▶ _THE REQUEST_:
Count every line of the material that holds the string "JSON". Respond with the total only.

▶ _DATA FOR THE TASK_:
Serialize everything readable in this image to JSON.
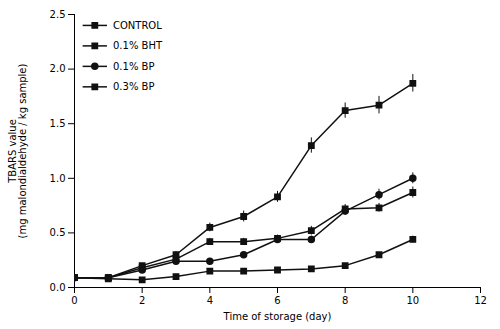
{
  "chart_data": {
    "type": "line",
    "xlabel": "Time of storage (day)",
    "ylabel": "TBARS value\n(mg malondialdehyde / kg sample)",
    "x": [
      0,
      1,
      2,
      3,
      4,
      5,
      6,
      7,
      8,
      9,
      10
    ],
    "series": [
      {
        "name": "CONTROL",
        "color": "#111111",
        "marker": "square",
        "values": [
          0.09,
          0.09,
          0.2,
          0.3,
          0.55,
          0.65,
          0.83,
          1.3,
          1.62,
          1.67,
          1.87
        ],
        "errors": [
          0.01,
          0.01,
          0.02,
          0.03,
          0.04,
          0.05,
          0.05,
          0.07,
          0.07,
          0.08,
          0.08
        ]
      },
      {
        "name": "0.1% BHT",
        "color": "#111111",
        "marker": "square",
        "values": [
          0.09,
          0.09,
          0.18,
          0.26,
          0.42,
          0.42,
          0.45,
          0.52,
          0.72,
          0.73,
          0.87
        ],
        "errors": [
          0.01,
          0.01,
          0.02,
          0.02,
          0.03,
          0.03,
          0.03,
          0.04,
          0.04,
          0.04,
          0.05
        ]
      },
      {
        "name": "0.1% BP",
        "color": "#111111",
        "marker": "circle",
        "values": [
          0.09,
          0.09,
          0.16,
          0.24,
          0.24,
          0.3,
          0.44,
          0.44,
          0.7,
          0.85,
          1.0
        ],
        "errors": [
          0.01,
          0.01,
          0.02,
          0.02,
          0.02,
          0.02,
          0.03,
          0.03,
          0.04,
          0.05,
          0.05
        ]
      },
      {
        "name": "0.3% BP",
        "color": "#111111",
        "marker": "square",
        "values": [
          0.09,
          0.08,
          0.07,
          0.1,
          0.15,
          0.15,
          0.16,
          0.17,
          0.2,
          0.3,
          0.44
        ],
        "errors": [
          0.01,
          0.01,
          0.01,
          0.01,
          0.01,
          0.01,
          0.01,
          0.01,
          0.02,
          0.02,
          0.03
        ]
      }
    ],
    "xlim": [
      0,
      12
    ],
    "xticks": [
      0,
      2,
      4,
      6,
      8,
      10,
      12
    ],
    "ylim": [
      0.0,
      2.5
    ],
    "yticks": [
      {
        "value": 0,
        "label": "0.0"
      },
      0.5,
      {
        "value": 1,
        "label": "1.0"
      },
      1.5,
      {
        "value": 2,
        "label": "2.0"
      },
      2.5
    ],
    "legend": "upper left",
    "grid": false
  }
}
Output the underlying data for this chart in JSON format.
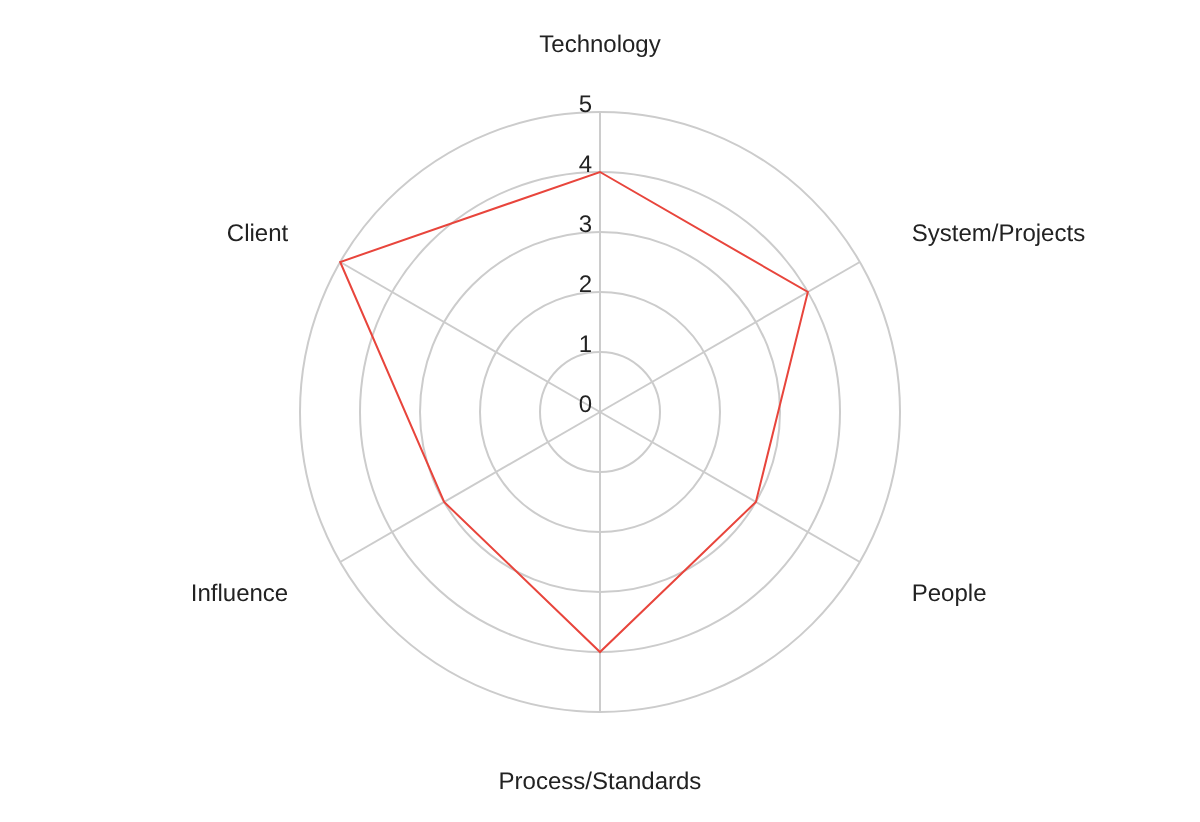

▶ _COMPLETE OUTPUT_:
2